What this task involves: Extract every line below that contains the word "fermentables".

(Stored items)
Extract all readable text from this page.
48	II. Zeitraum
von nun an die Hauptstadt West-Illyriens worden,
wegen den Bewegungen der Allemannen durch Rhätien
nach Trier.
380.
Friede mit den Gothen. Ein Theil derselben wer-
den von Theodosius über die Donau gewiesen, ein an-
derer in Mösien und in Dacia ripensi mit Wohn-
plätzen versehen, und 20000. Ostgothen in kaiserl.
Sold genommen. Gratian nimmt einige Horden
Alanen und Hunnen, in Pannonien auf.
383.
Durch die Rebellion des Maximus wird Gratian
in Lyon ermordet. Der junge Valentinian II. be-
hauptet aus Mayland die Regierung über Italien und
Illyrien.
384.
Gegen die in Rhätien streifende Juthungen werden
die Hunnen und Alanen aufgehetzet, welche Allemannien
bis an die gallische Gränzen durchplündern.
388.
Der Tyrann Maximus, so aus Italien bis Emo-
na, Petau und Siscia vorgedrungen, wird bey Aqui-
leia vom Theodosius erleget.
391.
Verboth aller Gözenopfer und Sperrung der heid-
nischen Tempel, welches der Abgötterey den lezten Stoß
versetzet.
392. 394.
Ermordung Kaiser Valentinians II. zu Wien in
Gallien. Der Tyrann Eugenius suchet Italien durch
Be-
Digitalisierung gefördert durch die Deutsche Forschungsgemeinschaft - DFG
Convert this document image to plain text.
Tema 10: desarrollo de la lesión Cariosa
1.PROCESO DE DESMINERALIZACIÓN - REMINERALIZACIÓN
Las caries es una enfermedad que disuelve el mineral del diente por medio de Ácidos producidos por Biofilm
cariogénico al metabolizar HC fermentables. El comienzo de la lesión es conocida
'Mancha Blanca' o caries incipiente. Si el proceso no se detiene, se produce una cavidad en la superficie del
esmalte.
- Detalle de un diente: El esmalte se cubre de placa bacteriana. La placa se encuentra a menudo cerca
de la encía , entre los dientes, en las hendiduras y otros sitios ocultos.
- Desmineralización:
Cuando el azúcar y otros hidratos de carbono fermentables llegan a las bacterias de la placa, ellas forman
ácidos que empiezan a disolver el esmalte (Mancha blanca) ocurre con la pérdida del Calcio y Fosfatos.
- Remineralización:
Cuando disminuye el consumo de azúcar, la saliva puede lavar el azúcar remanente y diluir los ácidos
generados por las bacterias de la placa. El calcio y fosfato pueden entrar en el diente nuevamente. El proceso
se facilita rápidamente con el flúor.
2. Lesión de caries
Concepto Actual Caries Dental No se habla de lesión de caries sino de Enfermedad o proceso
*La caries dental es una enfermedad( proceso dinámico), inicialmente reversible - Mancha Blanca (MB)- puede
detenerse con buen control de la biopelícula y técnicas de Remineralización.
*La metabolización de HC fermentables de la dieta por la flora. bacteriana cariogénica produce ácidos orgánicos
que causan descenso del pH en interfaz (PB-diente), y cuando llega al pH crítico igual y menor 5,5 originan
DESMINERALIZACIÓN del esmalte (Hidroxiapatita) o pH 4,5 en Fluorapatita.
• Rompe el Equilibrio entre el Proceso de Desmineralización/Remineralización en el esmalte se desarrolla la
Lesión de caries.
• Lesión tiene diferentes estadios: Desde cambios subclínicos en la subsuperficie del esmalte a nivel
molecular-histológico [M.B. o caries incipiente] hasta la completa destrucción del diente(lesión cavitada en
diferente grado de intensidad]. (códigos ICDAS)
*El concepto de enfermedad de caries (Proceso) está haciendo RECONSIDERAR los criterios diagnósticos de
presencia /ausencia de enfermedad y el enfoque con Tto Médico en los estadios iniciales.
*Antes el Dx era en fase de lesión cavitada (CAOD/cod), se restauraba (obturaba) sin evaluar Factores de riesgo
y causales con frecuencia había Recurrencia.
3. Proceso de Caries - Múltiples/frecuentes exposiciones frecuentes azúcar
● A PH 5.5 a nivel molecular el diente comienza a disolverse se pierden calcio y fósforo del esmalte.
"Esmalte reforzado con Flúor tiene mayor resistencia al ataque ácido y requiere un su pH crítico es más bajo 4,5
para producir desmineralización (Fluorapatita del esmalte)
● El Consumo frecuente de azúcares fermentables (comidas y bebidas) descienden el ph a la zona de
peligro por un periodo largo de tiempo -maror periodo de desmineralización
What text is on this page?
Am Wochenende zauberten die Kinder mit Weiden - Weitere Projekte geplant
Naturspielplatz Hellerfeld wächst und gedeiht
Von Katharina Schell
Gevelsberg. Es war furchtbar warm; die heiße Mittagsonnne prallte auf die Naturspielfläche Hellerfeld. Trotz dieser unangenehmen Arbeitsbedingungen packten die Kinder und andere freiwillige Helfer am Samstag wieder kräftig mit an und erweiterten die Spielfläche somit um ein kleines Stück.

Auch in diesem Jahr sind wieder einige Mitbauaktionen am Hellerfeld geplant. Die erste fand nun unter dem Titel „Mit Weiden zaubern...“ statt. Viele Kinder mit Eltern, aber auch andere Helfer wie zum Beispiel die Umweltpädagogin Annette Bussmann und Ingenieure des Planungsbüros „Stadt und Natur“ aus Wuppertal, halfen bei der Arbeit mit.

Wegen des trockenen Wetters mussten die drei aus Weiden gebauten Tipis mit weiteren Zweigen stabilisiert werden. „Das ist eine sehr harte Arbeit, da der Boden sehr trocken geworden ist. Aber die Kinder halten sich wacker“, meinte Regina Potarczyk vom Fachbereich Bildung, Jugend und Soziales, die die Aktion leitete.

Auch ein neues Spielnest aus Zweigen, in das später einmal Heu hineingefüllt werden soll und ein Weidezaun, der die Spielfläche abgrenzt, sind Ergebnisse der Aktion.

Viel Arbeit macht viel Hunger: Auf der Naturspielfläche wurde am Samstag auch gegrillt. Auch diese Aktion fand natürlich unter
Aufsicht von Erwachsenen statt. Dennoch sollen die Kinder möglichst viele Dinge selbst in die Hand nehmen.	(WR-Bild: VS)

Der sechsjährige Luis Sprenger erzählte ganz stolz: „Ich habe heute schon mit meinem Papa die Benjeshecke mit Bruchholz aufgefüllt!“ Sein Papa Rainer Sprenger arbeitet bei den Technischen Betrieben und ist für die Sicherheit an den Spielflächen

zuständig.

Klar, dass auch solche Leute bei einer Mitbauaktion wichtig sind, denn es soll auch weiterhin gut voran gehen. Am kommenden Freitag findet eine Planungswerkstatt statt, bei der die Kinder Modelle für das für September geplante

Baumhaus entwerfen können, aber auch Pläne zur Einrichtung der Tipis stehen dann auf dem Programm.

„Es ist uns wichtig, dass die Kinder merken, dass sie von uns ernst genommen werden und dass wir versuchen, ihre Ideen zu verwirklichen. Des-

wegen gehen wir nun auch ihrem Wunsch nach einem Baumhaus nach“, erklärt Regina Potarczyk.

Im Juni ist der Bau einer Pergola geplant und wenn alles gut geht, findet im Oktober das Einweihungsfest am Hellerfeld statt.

Solution for this task:
cariogénico al metabolizar HC fermentables. El comienzo de la lesión es conocida
Cuando el azúcar y otros hidratos de carbono fermentables llegan a las bacterias de la placa, ellas forman
*La metabolización de HC fermentables de la dieta por la flora. bacteriana cariogénica produce ácidos orgánicos
● El Consumo frecuente de azúcares fermentables (comidas y bebidas) descienden el ph a la zona de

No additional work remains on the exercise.